## Required work
The lines you return should be those containing the string "Study", taken from the data below.

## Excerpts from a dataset
►

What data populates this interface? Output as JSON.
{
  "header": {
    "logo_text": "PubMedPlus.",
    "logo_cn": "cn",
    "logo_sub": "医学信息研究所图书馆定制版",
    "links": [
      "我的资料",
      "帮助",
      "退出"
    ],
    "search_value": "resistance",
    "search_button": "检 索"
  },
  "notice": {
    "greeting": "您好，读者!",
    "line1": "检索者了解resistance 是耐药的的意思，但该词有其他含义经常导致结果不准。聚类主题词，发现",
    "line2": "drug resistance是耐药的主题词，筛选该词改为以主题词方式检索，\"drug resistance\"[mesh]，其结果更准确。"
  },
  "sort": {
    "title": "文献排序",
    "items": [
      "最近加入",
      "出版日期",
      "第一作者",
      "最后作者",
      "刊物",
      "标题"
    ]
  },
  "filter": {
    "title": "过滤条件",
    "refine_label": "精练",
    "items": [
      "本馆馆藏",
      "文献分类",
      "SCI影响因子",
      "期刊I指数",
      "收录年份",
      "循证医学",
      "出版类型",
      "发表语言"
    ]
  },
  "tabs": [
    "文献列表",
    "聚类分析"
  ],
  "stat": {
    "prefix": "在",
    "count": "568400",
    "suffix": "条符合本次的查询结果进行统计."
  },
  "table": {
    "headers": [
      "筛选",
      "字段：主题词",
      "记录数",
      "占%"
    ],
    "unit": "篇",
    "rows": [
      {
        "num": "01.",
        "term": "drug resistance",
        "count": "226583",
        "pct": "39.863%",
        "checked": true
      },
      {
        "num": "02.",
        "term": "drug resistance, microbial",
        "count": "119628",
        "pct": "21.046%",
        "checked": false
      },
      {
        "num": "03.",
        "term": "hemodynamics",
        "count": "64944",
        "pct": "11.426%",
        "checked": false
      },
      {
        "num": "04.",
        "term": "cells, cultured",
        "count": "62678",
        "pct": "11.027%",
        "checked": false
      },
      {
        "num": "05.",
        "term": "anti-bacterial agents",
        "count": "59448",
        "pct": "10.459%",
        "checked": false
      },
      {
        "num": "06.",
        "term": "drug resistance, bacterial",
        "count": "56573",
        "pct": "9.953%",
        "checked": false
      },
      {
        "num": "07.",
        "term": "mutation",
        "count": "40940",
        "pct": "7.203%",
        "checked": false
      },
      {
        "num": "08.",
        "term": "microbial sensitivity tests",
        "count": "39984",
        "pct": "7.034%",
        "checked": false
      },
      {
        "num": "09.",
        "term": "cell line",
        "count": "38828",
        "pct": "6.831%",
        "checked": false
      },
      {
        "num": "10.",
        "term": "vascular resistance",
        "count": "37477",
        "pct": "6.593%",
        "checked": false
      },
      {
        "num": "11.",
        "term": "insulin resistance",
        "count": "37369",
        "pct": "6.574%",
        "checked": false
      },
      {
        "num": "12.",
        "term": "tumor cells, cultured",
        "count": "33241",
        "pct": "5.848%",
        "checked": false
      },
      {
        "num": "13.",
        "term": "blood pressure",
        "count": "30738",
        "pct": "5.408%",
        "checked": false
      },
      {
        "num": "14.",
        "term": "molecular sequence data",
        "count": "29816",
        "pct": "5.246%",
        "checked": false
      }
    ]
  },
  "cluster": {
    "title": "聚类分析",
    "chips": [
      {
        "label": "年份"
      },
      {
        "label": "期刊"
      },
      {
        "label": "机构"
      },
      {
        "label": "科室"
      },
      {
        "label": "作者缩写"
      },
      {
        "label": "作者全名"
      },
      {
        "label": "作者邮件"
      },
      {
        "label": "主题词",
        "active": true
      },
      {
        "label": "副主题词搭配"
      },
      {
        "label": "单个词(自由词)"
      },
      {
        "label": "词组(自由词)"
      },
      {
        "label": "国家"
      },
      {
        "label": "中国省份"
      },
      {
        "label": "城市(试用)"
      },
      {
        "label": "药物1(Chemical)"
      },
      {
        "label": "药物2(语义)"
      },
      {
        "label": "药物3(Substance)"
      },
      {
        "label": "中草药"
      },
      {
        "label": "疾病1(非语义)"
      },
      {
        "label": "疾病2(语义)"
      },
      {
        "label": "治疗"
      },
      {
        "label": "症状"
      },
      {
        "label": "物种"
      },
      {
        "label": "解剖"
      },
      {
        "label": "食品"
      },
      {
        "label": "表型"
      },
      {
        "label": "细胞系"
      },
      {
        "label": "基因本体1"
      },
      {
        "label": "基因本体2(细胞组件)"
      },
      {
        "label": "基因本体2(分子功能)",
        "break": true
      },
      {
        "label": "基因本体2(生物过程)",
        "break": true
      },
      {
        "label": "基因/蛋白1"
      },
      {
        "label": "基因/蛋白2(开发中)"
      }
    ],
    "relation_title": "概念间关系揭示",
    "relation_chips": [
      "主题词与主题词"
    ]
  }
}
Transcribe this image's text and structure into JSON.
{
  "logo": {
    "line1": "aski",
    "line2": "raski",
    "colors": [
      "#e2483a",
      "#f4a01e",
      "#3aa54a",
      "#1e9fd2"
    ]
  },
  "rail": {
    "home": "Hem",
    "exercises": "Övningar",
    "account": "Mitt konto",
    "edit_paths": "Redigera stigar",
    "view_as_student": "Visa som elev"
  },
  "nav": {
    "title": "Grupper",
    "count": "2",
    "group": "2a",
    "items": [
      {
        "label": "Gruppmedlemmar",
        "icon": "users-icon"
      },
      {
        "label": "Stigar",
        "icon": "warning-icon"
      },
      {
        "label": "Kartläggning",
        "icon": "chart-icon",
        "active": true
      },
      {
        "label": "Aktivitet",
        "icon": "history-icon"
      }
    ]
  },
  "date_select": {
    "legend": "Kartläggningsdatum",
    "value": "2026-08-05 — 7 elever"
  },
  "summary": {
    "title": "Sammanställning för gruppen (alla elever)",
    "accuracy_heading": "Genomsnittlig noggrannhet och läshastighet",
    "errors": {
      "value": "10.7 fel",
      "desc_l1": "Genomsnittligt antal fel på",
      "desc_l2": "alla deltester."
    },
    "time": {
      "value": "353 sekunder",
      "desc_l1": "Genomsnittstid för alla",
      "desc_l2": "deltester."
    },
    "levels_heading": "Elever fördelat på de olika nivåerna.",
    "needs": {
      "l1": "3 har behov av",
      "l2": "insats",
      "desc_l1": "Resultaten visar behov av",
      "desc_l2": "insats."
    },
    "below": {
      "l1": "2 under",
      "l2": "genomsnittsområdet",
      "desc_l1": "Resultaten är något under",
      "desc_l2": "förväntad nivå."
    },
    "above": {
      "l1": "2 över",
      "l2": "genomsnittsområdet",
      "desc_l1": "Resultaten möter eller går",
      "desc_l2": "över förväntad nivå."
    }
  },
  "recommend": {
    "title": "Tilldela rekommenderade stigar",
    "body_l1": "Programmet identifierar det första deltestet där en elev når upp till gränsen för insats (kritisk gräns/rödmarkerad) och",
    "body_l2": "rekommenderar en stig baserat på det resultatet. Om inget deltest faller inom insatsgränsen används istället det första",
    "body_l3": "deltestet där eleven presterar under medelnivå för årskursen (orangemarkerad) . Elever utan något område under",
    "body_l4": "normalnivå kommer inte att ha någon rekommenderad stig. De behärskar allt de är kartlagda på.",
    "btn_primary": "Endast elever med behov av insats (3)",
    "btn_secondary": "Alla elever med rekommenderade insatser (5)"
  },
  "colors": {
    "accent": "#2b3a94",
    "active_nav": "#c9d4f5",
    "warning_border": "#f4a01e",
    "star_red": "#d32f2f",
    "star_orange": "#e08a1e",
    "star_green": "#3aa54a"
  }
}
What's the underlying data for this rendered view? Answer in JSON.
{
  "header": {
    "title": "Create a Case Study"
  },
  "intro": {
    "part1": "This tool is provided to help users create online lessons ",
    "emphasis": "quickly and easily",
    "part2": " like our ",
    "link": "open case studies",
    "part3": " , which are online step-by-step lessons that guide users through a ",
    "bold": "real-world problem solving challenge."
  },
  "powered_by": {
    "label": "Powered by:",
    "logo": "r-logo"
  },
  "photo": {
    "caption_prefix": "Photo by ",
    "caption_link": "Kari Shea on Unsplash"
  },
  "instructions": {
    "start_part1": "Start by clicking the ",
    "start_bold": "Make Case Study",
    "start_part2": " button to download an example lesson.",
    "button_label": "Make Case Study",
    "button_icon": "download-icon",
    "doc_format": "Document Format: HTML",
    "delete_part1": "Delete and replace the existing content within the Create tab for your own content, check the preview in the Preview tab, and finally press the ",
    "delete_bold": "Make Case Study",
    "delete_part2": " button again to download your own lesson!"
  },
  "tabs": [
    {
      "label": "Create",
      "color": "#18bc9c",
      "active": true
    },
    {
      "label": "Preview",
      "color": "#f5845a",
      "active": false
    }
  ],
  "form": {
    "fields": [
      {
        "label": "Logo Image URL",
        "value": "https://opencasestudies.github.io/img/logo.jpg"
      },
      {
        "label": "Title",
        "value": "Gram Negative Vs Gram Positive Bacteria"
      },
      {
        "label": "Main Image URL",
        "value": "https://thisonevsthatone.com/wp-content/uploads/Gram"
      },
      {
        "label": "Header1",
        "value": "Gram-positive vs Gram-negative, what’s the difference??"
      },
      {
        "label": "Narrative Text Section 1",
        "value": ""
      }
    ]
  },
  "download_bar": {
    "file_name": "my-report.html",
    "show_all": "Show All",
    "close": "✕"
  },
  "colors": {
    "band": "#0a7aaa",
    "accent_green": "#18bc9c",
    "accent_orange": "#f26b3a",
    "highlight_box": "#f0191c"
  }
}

◄

## Answer space
    "title": "Create a Case Study"
    "start_bold": "Make Case Study",
    "button_label": "Make Case Study",
    "delete_bold": "Make Case Study",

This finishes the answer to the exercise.